▶ Exercise task
Examine the material below. Gather every line in which the string "Returns" appears.

▶ Given records
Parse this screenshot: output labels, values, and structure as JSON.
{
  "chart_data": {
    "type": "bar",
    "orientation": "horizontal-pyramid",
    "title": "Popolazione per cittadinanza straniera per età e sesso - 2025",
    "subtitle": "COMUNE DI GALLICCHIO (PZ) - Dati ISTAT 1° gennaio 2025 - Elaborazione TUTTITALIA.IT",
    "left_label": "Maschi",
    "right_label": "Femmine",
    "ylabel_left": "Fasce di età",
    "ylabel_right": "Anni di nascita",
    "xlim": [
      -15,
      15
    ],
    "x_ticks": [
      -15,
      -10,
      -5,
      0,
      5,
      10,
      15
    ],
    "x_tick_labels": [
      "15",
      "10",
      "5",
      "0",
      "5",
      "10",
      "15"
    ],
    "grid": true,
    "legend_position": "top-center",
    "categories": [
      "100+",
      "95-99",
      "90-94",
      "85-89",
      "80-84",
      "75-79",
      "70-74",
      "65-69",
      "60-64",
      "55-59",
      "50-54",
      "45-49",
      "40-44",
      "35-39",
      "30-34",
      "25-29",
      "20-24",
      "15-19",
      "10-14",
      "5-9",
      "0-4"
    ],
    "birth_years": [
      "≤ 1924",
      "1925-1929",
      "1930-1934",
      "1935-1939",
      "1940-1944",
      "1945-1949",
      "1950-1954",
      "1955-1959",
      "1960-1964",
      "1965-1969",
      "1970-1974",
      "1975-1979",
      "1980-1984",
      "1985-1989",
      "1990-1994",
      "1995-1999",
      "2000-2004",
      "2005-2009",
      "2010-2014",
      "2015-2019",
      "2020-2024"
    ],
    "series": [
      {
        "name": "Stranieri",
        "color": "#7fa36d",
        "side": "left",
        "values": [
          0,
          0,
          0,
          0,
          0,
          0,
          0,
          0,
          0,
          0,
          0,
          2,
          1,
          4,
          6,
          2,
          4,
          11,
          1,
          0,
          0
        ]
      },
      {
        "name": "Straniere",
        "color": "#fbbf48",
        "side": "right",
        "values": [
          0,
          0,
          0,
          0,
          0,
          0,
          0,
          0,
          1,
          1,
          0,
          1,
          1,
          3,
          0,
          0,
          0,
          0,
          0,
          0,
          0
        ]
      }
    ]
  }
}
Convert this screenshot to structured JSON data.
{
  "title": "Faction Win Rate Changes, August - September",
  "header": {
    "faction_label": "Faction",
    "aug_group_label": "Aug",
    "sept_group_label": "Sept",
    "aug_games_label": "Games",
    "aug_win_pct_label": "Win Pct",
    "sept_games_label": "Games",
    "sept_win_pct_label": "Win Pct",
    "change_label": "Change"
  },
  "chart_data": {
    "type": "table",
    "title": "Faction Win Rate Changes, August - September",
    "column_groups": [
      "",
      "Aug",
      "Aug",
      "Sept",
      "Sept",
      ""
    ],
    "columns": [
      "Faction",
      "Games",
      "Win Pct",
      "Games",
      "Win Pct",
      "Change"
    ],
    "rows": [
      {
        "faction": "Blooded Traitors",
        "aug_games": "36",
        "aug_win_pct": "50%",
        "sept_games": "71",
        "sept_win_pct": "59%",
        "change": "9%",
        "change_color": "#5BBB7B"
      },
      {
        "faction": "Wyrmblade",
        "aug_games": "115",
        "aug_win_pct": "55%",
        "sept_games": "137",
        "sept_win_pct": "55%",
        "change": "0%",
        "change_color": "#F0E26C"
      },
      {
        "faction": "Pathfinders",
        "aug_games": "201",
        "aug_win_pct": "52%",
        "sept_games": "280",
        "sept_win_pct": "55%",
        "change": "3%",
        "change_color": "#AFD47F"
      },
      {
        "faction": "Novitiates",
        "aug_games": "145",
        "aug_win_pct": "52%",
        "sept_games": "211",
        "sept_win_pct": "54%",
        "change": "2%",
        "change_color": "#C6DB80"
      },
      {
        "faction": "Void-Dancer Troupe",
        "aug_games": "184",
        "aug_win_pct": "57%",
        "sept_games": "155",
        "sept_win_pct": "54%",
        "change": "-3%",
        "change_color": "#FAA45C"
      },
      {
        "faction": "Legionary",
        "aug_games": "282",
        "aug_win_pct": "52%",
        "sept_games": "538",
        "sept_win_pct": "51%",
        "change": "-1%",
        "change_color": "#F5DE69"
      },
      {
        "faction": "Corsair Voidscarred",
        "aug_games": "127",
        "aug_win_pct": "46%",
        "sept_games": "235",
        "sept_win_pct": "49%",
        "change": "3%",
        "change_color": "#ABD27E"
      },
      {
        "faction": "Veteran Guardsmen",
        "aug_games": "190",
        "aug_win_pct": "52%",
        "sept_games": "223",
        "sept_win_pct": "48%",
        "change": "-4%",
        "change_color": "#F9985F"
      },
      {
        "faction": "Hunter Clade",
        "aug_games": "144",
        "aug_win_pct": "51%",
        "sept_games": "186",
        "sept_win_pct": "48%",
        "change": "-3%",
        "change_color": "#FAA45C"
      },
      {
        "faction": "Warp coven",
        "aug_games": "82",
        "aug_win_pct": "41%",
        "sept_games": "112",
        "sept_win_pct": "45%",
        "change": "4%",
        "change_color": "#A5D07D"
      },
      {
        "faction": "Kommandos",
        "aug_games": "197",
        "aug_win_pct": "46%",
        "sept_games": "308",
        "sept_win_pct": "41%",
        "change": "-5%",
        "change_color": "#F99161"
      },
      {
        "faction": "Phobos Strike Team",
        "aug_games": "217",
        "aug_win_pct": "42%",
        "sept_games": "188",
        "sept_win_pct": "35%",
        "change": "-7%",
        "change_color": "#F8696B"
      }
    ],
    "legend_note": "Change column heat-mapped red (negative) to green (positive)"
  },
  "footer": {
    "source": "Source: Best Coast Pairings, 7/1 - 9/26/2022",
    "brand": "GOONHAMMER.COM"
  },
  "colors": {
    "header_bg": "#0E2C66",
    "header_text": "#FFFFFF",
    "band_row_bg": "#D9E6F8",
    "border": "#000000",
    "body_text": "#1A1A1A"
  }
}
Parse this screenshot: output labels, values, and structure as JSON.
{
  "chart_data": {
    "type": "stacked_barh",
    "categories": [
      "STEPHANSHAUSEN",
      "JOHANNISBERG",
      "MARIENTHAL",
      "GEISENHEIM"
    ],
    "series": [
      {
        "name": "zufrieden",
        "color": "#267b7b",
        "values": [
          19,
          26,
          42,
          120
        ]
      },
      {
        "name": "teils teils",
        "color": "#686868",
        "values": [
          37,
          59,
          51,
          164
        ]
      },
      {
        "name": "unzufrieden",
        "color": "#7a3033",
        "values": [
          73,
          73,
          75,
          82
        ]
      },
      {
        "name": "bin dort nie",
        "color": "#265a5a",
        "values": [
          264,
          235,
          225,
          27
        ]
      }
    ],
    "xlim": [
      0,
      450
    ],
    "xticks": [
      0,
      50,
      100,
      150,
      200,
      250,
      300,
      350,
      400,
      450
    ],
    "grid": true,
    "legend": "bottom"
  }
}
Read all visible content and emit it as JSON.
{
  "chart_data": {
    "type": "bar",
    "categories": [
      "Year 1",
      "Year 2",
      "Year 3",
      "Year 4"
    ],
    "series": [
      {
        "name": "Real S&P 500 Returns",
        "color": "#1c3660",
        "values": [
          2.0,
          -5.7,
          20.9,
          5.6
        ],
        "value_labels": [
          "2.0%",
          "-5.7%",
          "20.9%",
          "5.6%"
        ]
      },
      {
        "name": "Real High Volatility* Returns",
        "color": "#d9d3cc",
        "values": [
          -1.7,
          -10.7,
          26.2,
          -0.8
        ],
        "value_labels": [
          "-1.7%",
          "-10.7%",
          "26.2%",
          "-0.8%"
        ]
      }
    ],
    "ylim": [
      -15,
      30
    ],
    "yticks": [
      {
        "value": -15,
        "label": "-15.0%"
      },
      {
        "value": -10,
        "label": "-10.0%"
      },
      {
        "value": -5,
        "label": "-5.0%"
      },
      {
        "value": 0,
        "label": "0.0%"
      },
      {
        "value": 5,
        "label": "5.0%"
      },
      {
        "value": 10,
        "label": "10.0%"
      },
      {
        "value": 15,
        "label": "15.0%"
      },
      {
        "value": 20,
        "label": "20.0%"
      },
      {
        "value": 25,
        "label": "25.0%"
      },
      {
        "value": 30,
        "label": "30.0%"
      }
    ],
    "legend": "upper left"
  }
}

▶ Reply
        "name": "Real S&P 500 Returns",
        "name": "Real High Volatility* Returns",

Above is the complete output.